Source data
==================================================

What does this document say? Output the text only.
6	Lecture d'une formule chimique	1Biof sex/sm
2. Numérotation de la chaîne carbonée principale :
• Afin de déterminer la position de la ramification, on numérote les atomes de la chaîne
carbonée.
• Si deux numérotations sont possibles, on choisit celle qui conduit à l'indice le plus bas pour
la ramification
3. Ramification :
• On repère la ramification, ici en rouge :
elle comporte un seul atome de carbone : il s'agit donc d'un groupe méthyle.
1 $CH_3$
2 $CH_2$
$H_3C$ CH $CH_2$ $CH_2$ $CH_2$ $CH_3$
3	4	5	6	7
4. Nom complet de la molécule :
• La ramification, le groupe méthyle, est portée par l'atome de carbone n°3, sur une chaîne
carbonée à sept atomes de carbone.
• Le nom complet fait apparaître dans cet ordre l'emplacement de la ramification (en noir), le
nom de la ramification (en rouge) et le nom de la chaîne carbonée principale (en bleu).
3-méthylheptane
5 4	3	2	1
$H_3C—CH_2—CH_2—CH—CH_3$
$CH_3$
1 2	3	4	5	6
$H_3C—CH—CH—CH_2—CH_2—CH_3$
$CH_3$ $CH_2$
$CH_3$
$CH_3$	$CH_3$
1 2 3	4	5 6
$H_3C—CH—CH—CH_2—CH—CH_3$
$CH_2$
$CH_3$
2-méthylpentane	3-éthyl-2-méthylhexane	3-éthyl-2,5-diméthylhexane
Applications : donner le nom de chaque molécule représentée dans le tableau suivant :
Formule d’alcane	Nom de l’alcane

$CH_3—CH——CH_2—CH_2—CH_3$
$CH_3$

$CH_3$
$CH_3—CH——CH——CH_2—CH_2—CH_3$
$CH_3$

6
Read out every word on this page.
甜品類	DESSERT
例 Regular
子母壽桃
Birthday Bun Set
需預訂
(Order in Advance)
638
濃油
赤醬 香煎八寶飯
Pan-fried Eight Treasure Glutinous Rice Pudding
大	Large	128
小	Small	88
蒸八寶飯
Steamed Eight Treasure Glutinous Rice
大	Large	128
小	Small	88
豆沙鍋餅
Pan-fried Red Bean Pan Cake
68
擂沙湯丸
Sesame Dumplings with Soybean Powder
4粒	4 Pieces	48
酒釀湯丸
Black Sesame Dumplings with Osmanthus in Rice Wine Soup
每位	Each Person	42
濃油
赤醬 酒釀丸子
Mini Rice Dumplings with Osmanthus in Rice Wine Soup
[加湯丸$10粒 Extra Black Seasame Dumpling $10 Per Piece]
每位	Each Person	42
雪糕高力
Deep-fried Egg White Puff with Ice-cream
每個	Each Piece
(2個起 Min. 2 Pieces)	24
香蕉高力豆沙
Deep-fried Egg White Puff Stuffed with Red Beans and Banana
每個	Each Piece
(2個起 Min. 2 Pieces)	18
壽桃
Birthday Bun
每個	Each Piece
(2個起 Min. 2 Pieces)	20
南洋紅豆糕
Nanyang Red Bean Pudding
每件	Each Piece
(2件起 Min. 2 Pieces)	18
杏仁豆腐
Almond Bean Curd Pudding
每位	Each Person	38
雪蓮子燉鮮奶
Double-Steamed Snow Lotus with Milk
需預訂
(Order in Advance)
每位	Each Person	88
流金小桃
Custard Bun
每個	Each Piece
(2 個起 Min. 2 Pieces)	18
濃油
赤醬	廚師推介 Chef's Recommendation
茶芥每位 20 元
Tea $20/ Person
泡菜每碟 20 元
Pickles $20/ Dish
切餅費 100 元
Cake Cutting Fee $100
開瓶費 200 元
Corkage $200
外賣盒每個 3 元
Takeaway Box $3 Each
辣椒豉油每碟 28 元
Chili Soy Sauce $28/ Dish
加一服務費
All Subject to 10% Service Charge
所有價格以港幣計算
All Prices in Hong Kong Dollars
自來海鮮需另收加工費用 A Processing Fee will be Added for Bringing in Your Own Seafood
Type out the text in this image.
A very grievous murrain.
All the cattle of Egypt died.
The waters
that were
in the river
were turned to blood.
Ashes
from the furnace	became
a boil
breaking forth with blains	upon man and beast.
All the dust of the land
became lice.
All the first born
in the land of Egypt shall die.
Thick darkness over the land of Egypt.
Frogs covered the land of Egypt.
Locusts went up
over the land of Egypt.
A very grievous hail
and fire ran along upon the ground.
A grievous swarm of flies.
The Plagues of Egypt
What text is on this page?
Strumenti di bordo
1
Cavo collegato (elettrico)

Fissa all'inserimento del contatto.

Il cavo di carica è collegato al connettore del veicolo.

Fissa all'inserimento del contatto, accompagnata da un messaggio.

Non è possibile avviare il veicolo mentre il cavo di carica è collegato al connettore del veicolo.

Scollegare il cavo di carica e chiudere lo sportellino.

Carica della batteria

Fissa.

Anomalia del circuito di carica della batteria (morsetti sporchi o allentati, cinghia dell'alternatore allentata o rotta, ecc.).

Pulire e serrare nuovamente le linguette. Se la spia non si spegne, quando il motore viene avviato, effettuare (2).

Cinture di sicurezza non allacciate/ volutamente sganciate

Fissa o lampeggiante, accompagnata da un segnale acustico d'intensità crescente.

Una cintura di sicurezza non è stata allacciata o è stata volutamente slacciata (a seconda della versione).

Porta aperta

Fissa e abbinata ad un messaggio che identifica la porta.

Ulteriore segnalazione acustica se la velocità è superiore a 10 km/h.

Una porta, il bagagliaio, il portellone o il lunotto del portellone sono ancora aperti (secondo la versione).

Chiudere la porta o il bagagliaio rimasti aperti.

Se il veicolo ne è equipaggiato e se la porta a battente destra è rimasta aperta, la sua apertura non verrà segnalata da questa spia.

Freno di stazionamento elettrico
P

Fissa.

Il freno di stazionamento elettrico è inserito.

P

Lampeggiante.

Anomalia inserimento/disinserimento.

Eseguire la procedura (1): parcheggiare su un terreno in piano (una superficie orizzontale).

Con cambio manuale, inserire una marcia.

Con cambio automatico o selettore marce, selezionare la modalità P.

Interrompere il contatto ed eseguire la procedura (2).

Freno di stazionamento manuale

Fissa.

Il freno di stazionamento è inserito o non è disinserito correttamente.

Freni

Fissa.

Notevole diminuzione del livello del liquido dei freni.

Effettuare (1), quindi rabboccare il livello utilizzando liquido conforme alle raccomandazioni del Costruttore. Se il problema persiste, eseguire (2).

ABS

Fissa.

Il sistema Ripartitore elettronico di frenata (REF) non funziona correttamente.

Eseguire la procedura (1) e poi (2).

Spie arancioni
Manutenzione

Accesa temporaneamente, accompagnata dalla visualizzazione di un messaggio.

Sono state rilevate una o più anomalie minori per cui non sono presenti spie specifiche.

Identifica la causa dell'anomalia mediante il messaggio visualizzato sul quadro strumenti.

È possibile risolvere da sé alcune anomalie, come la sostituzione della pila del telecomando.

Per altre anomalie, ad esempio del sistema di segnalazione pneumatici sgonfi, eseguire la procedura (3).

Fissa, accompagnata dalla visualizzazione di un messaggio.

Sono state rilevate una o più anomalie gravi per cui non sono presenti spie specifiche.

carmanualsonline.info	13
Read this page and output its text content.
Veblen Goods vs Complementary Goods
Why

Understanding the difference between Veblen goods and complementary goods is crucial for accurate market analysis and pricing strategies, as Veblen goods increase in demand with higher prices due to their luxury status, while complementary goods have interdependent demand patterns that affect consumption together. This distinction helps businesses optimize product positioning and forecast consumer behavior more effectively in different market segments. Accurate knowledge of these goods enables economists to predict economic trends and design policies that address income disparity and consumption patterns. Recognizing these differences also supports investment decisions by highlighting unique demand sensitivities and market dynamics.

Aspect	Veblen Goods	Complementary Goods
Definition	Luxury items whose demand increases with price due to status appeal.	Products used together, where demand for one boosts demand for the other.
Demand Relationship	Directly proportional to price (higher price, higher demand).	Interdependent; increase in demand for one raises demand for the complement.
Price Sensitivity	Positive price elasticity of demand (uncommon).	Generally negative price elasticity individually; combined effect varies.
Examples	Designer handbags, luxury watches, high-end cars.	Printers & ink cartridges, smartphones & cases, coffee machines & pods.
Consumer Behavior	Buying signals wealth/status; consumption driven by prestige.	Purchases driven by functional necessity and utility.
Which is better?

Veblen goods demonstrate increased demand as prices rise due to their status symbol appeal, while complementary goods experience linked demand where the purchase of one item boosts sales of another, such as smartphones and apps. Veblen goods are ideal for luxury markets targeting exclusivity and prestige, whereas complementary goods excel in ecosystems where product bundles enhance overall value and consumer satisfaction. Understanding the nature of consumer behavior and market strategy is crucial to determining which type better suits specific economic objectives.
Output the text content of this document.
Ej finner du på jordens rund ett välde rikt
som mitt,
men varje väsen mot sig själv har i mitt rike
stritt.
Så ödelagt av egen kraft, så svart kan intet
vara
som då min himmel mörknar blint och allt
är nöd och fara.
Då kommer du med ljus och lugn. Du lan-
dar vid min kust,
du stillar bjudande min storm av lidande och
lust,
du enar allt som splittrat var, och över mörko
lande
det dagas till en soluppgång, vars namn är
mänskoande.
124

==================================================

- [BRIEF] Set down nothing but the lines from the one with "Output the text content of this document." through the end of the records, keeping each line exactly as written and including both ends.

- [PROBLEM SOLUTION]
Output the text content of this document.
Ej finner du på jordens rund ett välde rikt
som mitt,
men varje väsen mot sig själv har i mitt rike
stritt.
Så ödelagt av egen kraft, så svart kan intet
vara
som då min himmel mörknar blint och allt
är nöd och fara.
Då kommer du med ljus och lugn. Du lan-
dar vid min kust,
du stillar bjudande min storm av lidande och
lust,
du enar allt som splittrat var, och över mörko
lande
det dagas till en soluppgång, vars namn är
mänskoande.
124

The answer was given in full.